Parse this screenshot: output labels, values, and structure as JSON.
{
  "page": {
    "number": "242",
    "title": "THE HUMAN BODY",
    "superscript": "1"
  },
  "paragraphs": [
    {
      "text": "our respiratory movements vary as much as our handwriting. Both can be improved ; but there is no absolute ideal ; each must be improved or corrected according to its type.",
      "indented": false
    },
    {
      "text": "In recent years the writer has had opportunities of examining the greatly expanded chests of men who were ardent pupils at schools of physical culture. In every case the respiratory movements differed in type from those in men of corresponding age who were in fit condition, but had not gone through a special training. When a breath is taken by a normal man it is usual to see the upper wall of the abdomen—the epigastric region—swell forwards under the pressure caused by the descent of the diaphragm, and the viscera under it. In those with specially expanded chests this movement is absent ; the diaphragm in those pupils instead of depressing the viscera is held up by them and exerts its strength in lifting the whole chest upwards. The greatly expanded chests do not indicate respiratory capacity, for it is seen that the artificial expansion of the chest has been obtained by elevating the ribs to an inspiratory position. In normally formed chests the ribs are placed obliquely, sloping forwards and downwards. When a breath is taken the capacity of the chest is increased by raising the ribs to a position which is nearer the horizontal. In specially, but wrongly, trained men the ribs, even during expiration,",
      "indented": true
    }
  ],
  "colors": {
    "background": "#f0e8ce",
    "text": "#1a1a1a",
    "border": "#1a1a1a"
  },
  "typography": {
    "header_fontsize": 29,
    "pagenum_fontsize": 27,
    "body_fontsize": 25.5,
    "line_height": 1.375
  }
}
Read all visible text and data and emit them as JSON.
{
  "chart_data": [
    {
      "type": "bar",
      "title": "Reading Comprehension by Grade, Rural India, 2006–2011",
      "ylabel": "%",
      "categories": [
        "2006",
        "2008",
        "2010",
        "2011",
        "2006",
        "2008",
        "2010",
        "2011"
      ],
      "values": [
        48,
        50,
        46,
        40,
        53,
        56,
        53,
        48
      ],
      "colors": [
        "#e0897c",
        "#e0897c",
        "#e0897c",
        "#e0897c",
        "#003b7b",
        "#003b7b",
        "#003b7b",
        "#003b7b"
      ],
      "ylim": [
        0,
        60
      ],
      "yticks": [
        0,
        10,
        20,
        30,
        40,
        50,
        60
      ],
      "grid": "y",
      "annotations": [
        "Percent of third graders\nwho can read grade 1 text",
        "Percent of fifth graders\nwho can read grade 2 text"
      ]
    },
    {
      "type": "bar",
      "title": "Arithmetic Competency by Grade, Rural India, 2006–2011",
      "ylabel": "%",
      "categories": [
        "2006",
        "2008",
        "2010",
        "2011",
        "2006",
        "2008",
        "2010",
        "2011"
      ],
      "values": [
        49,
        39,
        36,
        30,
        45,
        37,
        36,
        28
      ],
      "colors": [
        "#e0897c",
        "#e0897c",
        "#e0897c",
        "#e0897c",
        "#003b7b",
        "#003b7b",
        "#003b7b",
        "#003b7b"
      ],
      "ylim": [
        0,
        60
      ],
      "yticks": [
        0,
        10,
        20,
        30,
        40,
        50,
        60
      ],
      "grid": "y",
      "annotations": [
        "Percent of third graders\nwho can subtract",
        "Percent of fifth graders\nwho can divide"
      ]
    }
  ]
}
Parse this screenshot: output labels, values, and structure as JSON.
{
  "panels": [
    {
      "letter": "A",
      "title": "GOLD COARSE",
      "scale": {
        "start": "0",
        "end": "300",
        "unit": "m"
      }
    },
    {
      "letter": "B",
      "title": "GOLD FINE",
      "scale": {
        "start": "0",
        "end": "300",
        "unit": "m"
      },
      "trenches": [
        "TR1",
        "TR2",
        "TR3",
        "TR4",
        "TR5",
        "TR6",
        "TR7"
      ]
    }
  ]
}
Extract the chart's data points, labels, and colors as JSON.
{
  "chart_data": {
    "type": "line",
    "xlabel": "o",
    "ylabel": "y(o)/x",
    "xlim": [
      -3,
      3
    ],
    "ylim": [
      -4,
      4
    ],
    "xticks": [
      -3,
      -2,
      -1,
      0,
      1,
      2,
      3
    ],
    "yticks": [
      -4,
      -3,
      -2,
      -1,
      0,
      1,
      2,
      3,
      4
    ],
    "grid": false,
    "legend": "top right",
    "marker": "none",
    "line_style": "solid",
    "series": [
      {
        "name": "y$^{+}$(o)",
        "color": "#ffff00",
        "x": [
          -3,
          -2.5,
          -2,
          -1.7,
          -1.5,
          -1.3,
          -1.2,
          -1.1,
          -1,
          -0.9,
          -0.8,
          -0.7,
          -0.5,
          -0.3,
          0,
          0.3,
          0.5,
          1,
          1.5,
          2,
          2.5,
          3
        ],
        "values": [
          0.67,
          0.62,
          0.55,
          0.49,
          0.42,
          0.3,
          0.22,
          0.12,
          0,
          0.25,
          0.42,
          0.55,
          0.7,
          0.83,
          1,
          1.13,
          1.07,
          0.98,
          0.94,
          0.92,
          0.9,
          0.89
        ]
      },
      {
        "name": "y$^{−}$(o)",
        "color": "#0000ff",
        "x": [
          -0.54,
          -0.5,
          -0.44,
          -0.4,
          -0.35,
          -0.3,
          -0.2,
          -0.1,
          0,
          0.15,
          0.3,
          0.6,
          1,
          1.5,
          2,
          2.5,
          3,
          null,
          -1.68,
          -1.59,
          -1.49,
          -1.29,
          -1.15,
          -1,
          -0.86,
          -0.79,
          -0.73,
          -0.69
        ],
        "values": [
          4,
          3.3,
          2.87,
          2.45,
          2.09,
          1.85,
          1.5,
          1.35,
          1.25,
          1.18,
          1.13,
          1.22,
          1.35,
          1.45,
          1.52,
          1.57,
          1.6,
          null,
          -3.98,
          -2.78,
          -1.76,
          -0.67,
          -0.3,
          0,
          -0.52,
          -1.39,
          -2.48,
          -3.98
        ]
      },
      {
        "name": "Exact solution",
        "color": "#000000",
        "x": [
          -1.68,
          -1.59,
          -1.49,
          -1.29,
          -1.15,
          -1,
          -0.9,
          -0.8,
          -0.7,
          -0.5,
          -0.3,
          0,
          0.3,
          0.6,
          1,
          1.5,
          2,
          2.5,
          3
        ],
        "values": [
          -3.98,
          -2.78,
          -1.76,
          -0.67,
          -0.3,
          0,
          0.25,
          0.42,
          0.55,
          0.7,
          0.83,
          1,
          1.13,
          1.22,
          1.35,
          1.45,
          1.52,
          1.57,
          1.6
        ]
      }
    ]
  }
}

■ ■ ■

Pick out the lines above that hold the string "title" and show them.

Finished exercise:
    "title": "THE HUMAN BODY",
      "title": "Reading Comprehension by Grade, Rural India, 2006–2011",
      "title": "Arithmetic Competency by Grade, Rural India, 2006–2011",
      "title": "GOLD COARSE",
      "title": "GOLD FINE",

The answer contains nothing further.